(TASK STATEMENT):
Pick out all lines in the listing holding the string "Mono" and copy them.

Items from a dataset
───
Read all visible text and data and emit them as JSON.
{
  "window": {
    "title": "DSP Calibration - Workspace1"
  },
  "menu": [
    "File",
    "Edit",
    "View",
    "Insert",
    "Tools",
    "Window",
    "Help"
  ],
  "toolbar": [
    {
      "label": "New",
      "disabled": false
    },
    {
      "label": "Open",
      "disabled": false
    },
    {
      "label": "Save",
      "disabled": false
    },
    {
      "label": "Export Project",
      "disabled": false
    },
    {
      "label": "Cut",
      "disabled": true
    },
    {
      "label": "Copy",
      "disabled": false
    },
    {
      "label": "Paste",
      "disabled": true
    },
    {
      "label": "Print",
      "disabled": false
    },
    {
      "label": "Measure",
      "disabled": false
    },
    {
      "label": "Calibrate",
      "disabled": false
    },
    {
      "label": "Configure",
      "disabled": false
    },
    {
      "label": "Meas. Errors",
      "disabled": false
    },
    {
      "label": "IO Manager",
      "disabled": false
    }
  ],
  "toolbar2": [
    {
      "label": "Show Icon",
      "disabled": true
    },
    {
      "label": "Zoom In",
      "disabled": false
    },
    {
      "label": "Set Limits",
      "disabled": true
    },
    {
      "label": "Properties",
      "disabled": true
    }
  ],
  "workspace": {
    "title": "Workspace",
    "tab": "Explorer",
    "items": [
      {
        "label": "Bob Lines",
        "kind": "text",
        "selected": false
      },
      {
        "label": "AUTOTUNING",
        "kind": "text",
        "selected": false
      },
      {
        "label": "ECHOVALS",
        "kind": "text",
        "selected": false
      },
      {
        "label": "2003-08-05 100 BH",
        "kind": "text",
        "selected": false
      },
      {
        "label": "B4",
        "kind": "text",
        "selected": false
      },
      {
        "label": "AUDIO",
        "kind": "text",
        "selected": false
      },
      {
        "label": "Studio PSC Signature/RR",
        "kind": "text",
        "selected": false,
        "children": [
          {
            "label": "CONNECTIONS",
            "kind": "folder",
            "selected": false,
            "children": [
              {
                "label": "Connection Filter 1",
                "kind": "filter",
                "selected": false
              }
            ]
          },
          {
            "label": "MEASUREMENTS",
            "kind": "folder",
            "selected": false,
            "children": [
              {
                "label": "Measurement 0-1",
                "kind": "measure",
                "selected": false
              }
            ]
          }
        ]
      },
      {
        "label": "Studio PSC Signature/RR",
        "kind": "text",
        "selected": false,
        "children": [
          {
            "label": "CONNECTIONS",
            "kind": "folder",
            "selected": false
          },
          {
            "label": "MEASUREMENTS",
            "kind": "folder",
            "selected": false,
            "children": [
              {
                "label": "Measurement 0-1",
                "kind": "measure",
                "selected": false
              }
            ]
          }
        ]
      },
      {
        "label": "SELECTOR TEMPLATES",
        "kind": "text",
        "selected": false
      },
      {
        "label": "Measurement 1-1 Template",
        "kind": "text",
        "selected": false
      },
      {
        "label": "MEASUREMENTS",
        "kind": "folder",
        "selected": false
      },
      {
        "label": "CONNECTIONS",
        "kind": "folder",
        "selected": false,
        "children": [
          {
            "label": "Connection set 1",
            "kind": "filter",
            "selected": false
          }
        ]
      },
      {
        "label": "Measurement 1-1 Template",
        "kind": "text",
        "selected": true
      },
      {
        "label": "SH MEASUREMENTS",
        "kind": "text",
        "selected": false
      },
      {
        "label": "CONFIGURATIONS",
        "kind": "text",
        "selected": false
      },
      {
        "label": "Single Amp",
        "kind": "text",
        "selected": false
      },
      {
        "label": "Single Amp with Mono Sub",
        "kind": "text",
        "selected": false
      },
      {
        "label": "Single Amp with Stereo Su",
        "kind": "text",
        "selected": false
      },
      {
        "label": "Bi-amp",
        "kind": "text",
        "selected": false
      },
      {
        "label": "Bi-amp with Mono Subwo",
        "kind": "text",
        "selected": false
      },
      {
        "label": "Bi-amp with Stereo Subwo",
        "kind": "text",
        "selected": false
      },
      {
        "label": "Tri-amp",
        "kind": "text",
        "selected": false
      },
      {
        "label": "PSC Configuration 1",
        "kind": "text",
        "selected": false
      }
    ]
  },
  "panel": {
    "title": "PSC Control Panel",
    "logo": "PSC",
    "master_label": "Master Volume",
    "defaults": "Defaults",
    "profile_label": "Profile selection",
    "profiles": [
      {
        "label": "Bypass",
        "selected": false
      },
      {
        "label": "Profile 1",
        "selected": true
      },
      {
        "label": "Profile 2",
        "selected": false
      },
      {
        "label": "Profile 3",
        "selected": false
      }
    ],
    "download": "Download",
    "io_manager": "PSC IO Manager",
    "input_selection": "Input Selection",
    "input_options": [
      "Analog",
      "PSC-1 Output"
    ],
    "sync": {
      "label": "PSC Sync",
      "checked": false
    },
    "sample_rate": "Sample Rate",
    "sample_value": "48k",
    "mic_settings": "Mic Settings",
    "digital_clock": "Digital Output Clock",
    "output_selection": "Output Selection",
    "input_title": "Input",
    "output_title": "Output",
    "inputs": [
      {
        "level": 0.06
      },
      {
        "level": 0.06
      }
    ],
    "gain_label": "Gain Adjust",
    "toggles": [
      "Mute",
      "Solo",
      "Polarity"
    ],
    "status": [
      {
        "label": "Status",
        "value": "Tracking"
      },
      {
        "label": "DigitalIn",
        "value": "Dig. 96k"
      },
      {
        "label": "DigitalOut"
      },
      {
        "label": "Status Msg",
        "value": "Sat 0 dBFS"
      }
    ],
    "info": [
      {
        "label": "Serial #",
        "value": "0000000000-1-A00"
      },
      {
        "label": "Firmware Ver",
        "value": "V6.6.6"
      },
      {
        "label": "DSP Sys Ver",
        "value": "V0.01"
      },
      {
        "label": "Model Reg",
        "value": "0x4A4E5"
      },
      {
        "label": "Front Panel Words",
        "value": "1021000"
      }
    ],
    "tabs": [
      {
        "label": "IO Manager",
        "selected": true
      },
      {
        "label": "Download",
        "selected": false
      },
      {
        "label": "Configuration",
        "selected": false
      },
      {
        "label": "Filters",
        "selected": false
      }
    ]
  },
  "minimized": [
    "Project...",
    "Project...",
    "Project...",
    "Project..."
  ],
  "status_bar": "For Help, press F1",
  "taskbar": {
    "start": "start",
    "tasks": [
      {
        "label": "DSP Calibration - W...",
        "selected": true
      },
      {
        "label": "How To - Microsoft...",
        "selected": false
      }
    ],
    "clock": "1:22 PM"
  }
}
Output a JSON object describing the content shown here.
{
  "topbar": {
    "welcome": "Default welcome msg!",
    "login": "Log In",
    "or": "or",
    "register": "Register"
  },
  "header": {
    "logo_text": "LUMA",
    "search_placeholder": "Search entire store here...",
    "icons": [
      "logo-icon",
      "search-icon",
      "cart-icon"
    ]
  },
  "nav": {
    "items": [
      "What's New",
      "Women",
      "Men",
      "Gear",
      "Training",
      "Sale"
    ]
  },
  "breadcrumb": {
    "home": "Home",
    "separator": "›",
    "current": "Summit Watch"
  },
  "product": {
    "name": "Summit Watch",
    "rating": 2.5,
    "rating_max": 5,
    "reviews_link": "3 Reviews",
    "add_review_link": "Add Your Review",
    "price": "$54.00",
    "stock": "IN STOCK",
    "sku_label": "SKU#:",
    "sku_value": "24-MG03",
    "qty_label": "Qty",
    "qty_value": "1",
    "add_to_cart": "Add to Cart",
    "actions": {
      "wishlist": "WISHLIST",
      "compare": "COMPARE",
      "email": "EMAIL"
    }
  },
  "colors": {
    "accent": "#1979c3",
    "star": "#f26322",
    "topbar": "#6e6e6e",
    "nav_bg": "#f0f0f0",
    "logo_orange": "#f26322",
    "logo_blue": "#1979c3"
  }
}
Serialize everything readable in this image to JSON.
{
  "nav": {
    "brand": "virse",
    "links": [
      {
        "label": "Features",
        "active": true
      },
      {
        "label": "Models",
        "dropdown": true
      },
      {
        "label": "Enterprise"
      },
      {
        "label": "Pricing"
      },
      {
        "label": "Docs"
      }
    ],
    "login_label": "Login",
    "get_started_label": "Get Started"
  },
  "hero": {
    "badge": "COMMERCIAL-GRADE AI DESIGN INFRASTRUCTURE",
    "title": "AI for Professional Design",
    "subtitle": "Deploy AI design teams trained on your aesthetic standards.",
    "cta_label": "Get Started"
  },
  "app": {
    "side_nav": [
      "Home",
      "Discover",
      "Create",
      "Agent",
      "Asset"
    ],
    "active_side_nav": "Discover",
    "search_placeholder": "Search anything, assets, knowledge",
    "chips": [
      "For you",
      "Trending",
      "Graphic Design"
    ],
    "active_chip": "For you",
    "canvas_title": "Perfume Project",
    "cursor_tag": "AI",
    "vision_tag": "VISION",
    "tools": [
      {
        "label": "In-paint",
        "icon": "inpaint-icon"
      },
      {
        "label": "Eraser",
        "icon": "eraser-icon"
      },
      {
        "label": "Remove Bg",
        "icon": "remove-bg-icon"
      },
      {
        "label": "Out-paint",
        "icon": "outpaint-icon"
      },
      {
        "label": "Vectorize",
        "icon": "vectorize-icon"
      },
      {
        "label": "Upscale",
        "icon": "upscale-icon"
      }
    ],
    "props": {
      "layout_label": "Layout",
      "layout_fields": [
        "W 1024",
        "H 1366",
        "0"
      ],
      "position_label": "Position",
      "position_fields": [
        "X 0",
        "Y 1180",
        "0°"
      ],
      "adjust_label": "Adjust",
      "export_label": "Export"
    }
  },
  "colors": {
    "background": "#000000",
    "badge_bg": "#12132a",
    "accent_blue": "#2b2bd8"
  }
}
───
(FINAL RESULT):
        "label": "Single Amp with Mono Sub",
        "label": "Bi-amp with Mono Subwo",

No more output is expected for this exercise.